Spatial annotation entries:
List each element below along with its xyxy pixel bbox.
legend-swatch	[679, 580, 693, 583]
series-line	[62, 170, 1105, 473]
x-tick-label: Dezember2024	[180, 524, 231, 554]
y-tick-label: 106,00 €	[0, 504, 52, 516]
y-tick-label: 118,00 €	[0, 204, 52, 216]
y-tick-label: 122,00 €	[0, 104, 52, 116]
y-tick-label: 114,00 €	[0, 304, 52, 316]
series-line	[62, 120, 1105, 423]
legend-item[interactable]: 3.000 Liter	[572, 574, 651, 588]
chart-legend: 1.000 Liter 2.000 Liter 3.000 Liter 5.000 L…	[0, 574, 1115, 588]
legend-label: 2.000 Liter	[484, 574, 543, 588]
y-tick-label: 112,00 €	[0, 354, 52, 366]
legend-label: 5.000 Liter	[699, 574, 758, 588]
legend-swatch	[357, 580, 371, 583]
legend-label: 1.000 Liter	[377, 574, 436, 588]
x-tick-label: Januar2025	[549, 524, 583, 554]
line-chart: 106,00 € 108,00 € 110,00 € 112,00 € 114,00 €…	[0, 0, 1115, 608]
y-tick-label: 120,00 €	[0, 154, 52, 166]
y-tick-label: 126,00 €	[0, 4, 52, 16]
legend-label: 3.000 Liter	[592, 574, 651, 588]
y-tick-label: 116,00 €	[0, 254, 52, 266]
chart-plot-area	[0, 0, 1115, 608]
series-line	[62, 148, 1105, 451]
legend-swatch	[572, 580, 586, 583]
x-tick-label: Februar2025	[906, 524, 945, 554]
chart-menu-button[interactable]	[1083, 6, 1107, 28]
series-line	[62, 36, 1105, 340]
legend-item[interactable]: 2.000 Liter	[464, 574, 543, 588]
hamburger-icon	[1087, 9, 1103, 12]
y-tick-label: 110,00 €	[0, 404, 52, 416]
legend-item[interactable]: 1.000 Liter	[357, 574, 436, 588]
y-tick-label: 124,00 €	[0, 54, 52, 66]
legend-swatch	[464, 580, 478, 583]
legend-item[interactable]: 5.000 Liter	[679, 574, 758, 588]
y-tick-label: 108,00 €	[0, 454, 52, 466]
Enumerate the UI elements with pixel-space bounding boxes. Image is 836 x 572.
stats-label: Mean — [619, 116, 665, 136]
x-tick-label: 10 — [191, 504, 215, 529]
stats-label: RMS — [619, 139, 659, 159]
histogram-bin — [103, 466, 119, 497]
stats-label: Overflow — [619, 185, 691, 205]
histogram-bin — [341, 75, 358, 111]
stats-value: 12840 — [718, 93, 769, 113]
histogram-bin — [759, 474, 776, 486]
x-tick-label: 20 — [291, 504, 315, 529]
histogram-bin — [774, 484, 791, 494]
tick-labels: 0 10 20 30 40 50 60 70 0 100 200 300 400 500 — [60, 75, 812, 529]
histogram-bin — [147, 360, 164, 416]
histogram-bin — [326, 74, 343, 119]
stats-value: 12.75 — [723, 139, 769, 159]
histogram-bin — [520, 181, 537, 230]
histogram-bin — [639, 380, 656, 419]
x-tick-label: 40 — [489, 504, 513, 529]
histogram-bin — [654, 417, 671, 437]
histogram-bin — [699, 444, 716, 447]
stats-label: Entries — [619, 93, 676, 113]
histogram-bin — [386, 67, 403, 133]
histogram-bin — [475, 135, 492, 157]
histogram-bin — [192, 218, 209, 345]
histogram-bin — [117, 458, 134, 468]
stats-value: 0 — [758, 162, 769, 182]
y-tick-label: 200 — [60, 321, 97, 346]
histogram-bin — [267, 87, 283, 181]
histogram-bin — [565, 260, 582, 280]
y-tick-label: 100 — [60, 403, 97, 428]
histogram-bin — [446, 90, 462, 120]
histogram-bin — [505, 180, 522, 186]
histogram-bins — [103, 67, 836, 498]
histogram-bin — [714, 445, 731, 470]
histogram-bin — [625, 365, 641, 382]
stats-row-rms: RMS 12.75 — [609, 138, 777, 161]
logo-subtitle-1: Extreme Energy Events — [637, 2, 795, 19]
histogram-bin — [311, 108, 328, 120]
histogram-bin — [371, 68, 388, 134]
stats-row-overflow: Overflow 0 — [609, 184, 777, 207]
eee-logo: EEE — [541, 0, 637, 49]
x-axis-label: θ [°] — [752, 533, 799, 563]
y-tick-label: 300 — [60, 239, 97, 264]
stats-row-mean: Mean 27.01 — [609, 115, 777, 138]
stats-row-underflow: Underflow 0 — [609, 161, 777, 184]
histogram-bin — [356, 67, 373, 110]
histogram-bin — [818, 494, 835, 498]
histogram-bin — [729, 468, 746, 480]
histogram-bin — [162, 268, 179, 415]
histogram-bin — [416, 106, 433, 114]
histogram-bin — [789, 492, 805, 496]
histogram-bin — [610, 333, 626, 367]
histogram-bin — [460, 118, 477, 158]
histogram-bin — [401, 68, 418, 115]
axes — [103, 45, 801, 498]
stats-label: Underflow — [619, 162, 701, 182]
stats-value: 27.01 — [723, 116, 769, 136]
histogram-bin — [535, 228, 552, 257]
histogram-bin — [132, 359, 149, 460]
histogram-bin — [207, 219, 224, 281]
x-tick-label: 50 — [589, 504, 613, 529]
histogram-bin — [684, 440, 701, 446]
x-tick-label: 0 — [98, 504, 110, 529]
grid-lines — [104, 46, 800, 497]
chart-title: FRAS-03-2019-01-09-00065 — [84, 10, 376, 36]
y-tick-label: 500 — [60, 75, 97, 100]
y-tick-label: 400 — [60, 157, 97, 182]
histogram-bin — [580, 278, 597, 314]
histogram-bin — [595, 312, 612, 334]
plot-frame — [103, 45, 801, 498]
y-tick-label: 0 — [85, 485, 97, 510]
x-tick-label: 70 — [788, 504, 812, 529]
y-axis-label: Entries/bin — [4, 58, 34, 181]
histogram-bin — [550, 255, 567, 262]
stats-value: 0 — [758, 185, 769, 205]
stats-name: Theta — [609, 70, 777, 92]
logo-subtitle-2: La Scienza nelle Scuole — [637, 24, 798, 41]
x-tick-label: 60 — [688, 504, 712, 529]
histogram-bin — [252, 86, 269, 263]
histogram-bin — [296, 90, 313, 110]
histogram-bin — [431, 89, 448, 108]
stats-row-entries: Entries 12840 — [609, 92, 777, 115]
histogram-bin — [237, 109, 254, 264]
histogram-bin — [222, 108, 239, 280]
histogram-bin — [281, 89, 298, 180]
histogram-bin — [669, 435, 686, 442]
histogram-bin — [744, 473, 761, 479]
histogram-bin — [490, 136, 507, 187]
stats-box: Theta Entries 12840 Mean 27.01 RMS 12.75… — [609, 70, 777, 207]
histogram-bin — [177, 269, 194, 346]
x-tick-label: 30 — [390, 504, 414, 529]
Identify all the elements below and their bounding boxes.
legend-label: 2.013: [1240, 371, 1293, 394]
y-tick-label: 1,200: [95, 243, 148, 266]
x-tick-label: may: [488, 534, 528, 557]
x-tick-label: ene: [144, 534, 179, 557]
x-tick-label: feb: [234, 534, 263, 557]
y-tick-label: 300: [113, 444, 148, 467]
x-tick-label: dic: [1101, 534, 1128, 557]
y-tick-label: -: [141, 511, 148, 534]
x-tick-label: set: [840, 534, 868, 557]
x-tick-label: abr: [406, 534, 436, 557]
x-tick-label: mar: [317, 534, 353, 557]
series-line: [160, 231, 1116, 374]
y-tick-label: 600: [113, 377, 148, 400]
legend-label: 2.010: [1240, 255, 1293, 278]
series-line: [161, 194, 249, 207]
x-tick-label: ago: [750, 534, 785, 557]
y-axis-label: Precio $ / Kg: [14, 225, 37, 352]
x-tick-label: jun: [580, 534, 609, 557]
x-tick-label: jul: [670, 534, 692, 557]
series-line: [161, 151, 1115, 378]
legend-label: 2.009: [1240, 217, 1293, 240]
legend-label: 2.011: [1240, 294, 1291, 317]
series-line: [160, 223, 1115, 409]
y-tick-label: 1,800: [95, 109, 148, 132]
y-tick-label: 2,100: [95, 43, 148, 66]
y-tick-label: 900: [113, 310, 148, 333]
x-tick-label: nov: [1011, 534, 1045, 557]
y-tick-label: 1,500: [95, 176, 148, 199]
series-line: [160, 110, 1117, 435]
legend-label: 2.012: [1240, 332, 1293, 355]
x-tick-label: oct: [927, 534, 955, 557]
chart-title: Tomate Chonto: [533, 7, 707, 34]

Given task —
Rewrite the entries from the very beginning through the line containing "line-chart: 106,00 €" as a JSON list of strings, one string per line and both end lines included, with blank lines omitted.

Solution to this exercise —
[
  "List each element below along with its xyxy pixel bbox.",
  "legend-swatch\t[679, 580, 693, 583]",
  "series-line\t[62, 170, 1105, 473]",
  "x-tick-label: Dezember2024\t[180, 524, 231, 554]",
  "y-tick-label: 106,00 €\t[0, 504, 52, 516]",
  "y-tick-label: 118,00 €\t[0, 204, 52, 216]",
  "y-tick-label: 122,00 €\t[0, 104, 52, 116]",
  "y-tick-label: 114,00 €\t[0, 304, 52, 316]",
  "series-line\t[62, 120, 1105, 423]",
  "legend-item[interactable]: 3.000 Liter\t[572, 574, 651, 588]",
  "chart-legend: 1.000 Liter 2.000 Liter 3.000 Liter 5.000 L…\t[0, 574, 1115, 588]",
  "legend-label: 2.000 Liter\t[484, 574, 543, 588]",
  "y-tick-label: 112,00 €\t[0, 354, 52, 366]",
  "legend-label: 5.000 Liter\t[699, 574, 758, 588]",
  "legend-swatch\t[357, 580, 371, 583]",
  "legend-label: 1.000 Liter\t[377, 574, 436, 588]",
  "x-tick-label: Januar2025\t[549, 524, 583, 554]",
  "line-chart: 106,00 € 108,00 € 110,00 € 112,00 € 114,00 €…\t[0, 0, 1115, 608]"
]